Input data
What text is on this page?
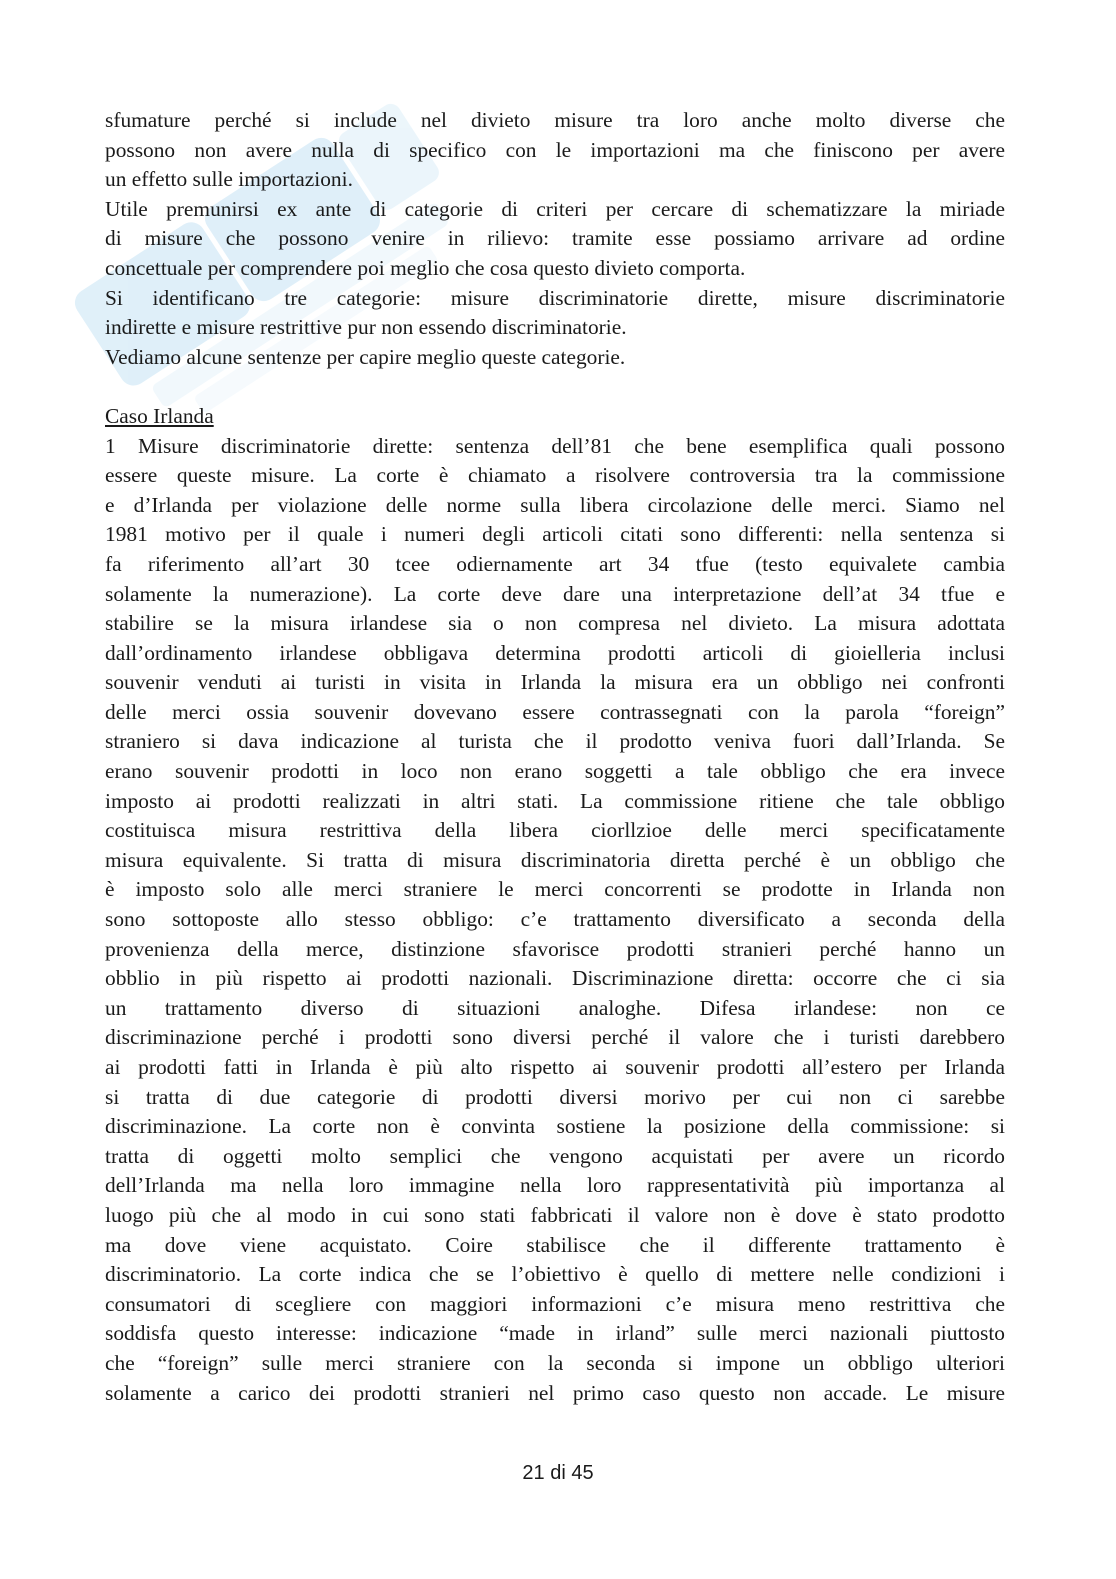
sfumature perché si include nel divieto misure tra loro anche molto diverse che
possono non avere nulla di specifico con le importazioni ma che finiscono per avere
un effetto sulle importazioni.
Utile premunirsi ex ante di categorie di criteri per cercare di schematizzare la miriade
di misure che possono venire in rilievo: tramite esse possiamo arrivare ad ordine
concettuale per comprendere poi meglio che cosa questo divieto comporta.
Si identificano tre categorie: misure discriminatorie dirette, misure discriminatorie
indirette e misure restrittive pur non essendo discriminatorie.
Vediamo alcune sentenze per capire meglio queste categorie.
Caso Irlanda
1 Misure discriminatorie dirette: sentenza dell’81 che bene esemplifica quali possono
essere queste misure. La corte è chiamato a risolvere controversia tra la commissione
e d’Irlanda per violazione delle norme sulla libera circolazione delle merci. Siamo nel
1981 motivo per il quale i numeri degli articoli citati sono differenti: nella sentenza si
fa riferimento all’art 30 tcee odiernamente art 34 tfue (testo equivalete cambia
solamente la numerazione). La corte deve dare una interpretazione dell’at 34 tfue e
stabilire se la misura irlandese sia o non compresa nel divieto. La misura adottata
dall’ordinamento irlandese obbligava determina prodotti articoli di gioielleria inclusi
souvenir venduti ai turisti in visita in Irlanda la misura era un obbligo nei confronti
delle merci ossia souvenir dovevano essere contrassegnati con la parola “foreign”
straniero si dava indicazione al turista che il prodotto veniva fuori dall’Irlanda. Se
erano souvenir prodotti in loco non erano soggetti a tale obbligo che era invece
imposto ai prodotti realizzati in altri stati. La commissione ritiene che tale obbligo
costituisca misura restrittiva della libera ciorllzioe delle merci specificatamente
misura equivalente. Si tratta di misura discriminatoria diretta perché è un obbligo che
è imposto solo alle merci straniere le merci concorrenti se prodotte in Irlanda non
sono sottoposte allo stesso obbligo: c’e trattamento diversificato a seconda della
provenienza della merce, distinzione sfavorisce prodotti stranieri perché hanno un
obblio in più rispetto ai prodotti nazionali. Discriminazione diretta: occorre che ci sia
un trattamento diverso di situazioni analoghe. Difesa irlandese: non ce
discriminazione perché i prodotti sono diversi perché il valore che i turisti darebbero
ai prodotti fatti in Irlanda è più alto rispetto ai souvenir prodotti all’estero per Irlanda
si tratta di due categorie di prodotti diversi morivo per cui non ci sarebbe
discriminazione. La corte non è convinta sostiene la posizione della commissione: si
tratta di oggetti molto semplici che vengono acquistati per avere un ricordo
dell’Irlanda ma nella loro immagine nella loro rappresentatività più importanza al
luogo più che al modo in cui sono stati fabbricati il valore non è dove è stato prodotto
ma dove viene acquistato. Coire stabilisce che il differente trattamento è
discriminatorio. La corte indica che se l’obiettivo è quello di mettere nelle condizioni i
consumatori di scegliere con maggiori informazioni c’e misura meno restrittiva che
soddisfa questo interesse: indicazione “made in irland” sulle merci nazionali piuttosto
che “foreign” sulle merci straniere con la seconda si impone un obbligo ulteriori
solamente a carico dei prodotti stranieri nel primo caso questo non accade. Le misure
21 di 45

Challenge
Make an exact copy of all the material, but keep the pictures out of it.

Complete response
What text is on this page?
sfumature perché si include nel divieto misure tra loro anche molto diverse che
possono non avere nulla di specifico con le importazioni ma che finiscono per avere
un effetto sulle importazioni.
Utile premunirsi ex ante di categorie di criteri per cercare di schematizzare la miriade
di misure che possono venire in rilievo: tramite esse possiamo arrivare ad ordine
concettuale per comprendere poi meglio che cosa questo divieto comporta.
Si identificano tre categorie: misure discriminatorie dirette, misure discriminatorie
indirette e misure restrittive pur non essendo discriminatorie.
Vediamo alcune sentenze per capire meglio queste categorie.
Caso Irlanda
1 Misure discriminatorie dirette: sentenza dell’81 che bene esemplifica quali possono
essere queste misure. La corte è chiamato a risolvere controversia tra la commissione
e d’Irlanda per violazione delle norme sulla libera circolazione delle merci. Siamo nel
1981 motivo per il quale i numeri degli articoli citati sono differenti: nella sentenza si
fa riferimento all’art 30 tcee odiernamente art 34 tfue (testo equivalete cambia
solamente la numerazione). La corte deve dare una interpretazione dell’at 34 tfue e
stabilire se la misura irlandese sia o non compresa nel divieto. La misura adottata
dall’ordinamento irlandese obbligava determina prodotti articoli di gioielleria inclusi
souvenir venduti ai turisti in visita in Irlanda la misura era un obbligo nei confronti
delle merci ossia souvenir dovevano essere contrassegnati con la parola “foreign”
straniero si dava indicazione al turista che il prodotto veniva fuori dall’Irlanda. Se
erano souvenir prodotti in loco non erano soggetti a tale obbligo che era invece
imposto ai prodotti realizzati in altri stati. La commissione ritiene che tale obbligo
costituisca misura restrittiva della libera ciorllzioe delle merci specificatamente
misura equivalente. Si tratta di misura discriminatoria diretta perché è un obbligo che
è imposto solo alle merci straniere le merci concorrenti se prodotte in Irlanda non
sono sottoposte allo stesso obbligo: c’e trattamento diversificato a seconda della
provenienza della merce, distinzione sfavorisce prodotti stranieri perché hanno un
obblio in più rispetto ai prodotti nazionali. Discriminazione diretta: occorre che ci sia
un trattamento diverso di situazioni analoghe. Difesa irlandese: non ce
discriminazione perché i prodotti sono diversi perché il valore che i turisti darebbero
ai prodotti fatti in Irlanda è più alto rispetto ai souvenir prodotti all’estero per Irlanda
si tratta di due categorie di prodotti diversi morivo per cui non ci sarebbe
discriminazione. La corte non è convinta sostiene la posizione della commissione: si
tratta di oggetti molto semplici che vengono acquistati per avere un ricordo
dell’Irlanda ma nella loro immagine nella loro rappresentatività più importanza al
luogo più che al modo in cui sono stati fabbricati il valore non è dove è stato prodotto
ma dove viene acquistato. Coire stabilisce che il differente trattamento è
discriminatorio. La corte indica che se l’obiettivo è quello di mettere nelle condizioni i
consumatori di scegliere con maggiori informazioni c’e misura meno restrittiva che
soddisfa questo interesse: indicazione “made in irland” sulle merci nazionali piuttosto
che “foreign” sulle merci straniere con la seconda si impone un obbligo ulteriori
solamente a carico dei prodotti stranieri nel primo caso questo non accade. Le misure
21 di 45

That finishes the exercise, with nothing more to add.